▶ [AIM OF THE TASK] Copy whichever lines contain the string "data".

▶ [MATERIAL PROVIDED]
○ ○ ○ ○

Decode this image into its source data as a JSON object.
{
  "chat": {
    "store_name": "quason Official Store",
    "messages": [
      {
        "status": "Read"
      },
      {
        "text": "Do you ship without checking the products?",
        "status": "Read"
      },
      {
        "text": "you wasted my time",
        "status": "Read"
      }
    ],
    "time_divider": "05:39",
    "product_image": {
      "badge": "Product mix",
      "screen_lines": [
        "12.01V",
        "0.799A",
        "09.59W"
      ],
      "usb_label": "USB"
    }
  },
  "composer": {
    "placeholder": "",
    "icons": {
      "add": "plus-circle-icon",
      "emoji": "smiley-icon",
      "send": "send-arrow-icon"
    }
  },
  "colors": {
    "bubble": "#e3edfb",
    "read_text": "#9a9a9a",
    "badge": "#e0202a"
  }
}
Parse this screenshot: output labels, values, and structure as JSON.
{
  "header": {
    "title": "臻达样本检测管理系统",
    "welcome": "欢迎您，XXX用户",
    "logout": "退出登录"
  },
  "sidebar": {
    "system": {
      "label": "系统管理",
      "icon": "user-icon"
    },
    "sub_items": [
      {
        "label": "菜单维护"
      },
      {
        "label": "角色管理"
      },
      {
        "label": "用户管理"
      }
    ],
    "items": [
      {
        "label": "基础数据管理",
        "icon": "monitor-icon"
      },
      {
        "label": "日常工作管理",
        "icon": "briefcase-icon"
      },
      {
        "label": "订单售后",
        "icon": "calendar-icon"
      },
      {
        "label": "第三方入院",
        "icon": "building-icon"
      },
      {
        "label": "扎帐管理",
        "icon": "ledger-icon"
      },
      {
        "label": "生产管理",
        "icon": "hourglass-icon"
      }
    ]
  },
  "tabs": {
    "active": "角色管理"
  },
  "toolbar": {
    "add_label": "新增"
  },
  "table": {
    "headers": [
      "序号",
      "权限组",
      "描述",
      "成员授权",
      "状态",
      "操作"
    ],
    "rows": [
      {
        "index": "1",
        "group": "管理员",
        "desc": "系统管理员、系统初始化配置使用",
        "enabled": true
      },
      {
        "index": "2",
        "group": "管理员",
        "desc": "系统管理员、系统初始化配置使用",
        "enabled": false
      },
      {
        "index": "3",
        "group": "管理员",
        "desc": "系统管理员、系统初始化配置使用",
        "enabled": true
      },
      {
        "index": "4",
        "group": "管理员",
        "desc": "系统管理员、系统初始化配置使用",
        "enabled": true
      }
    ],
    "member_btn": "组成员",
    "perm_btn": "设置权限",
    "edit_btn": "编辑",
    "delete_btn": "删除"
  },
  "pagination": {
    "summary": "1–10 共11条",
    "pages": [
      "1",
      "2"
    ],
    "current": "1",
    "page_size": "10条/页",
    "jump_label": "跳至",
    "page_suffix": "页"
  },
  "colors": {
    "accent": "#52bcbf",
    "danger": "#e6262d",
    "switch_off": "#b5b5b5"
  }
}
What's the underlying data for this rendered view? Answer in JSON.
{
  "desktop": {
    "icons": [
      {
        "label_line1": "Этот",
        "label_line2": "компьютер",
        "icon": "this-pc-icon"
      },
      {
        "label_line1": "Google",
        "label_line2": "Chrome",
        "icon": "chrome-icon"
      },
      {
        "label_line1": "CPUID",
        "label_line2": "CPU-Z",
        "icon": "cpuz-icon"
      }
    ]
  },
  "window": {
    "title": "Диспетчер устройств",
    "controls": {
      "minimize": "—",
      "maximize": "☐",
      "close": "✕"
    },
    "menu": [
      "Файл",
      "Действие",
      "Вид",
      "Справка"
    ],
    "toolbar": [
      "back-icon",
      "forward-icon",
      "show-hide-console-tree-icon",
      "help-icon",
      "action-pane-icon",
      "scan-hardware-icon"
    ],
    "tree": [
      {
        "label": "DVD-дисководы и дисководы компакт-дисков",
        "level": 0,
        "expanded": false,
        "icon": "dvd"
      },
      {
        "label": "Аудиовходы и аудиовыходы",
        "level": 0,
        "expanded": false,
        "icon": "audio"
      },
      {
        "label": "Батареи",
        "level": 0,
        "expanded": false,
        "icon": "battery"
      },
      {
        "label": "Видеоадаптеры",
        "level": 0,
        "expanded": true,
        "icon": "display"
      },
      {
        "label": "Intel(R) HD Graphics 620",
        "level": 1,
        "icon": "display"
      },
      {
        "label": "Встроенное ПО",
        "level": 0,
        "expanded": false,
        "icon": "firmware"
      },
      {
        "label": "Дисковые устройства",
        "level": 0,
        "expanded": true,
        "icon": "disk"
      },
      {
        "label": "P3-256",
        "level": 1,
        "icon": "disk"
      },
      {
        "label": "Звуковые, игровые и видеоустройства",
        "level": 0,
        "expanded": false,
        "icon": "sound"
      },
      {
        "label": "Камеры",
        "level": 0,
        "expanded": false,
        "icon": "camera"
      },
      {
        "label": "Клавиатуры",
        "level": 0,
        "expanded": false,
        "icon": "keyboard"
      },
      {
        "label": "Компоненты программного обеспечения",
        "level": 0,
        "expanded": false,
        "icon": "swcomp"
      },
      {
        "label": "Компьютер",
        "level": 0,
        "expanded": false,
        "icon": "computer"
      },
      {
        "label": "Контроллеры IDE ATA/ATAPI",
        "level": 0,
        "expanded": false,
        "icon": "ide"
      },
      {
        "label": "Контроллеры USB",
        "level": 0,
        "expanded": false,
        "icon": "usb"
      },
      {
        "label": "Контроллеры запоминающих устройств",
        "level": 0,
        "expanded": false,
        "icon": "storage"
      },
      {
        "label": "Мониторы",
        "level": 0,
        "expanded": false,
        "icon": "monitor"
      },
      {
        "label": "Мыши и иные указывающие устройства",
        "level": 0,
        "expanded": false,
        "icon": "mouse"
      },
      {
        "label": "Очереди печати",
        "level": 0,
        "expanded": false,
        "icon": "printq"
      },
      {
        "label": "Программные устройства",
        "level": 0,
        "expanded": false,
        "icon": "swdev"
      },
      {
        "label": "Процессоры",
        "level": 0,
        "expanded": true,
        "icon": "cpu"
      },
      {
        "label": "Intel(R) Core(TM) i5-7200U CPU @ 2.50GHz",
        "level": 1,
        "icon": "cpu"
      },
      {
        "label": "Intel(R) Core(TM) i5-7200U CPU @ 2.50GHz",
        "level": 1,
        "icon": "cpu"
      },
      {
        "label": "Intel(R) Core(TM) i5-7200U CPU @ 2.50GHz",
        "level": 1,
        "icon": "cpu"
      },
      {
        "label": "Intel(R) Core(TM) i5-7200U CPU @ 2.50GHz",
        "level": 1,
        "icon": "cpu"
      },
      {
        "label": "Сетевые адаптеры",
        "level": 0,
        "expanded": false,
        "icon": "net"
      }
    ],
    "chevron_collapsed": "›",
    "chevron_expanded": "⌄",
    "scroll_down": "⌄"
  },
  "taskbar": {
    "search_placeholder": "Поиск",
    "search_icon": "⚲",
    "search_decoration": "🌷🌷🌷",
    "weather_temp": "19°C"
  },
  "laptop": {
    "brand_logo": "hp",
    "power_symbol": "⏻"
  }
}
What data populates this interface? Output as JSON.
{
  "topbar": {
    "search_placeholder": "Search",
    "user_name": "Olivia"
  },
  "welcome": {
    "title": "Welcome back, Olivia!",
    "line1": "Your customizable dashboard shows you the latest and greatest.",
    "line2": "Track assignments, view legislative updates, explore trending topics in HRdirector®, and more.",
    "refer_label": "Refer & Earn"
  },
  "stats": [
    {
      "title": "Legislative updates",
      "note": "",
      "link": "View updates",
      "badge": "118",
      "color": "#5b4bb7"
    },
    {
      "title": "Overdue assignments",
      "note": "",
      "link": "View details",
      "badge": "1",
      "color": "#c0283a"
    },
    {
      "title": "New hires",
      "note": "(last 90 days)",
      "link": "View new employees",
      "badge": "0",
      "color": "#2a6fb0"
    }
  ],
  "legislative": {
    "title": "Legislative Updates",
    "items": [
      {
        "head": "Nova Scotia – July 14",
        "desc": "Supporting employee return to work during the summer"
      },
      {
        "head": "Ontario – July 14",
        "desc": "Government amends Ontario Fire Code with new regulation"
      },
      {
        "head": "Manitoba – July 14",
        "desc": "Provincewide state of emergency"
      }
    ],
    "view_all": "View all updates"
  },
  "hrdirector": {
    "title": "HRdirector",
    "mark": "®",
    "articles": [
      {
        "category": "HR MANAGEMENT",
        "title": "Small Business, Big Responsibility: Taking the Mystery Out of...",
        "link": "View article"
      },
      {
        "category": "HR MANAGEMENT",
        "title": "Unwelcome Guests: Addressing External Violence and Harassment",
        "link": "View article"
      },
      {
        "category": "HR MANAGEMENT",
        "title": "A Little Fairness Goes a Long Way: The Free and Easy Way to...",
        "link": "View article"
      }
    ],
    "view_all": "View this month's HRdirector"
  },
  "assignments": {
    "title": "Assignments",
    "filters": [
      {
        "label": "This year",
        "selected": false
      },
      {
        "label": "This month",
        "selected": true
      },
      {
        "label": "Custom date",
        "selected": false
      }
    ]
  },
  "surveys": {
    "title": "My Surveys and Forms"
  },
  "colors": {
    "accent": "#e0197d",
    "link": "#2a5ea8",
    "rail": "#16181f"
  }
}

○ ○ ○ ○

▶ [EXPECTED OUTPUT]
Decode this image into its source data as a JSON object.
What's the underlying data for this rendered view? Answer in JSON.
What data populates this interface? Output as JSON.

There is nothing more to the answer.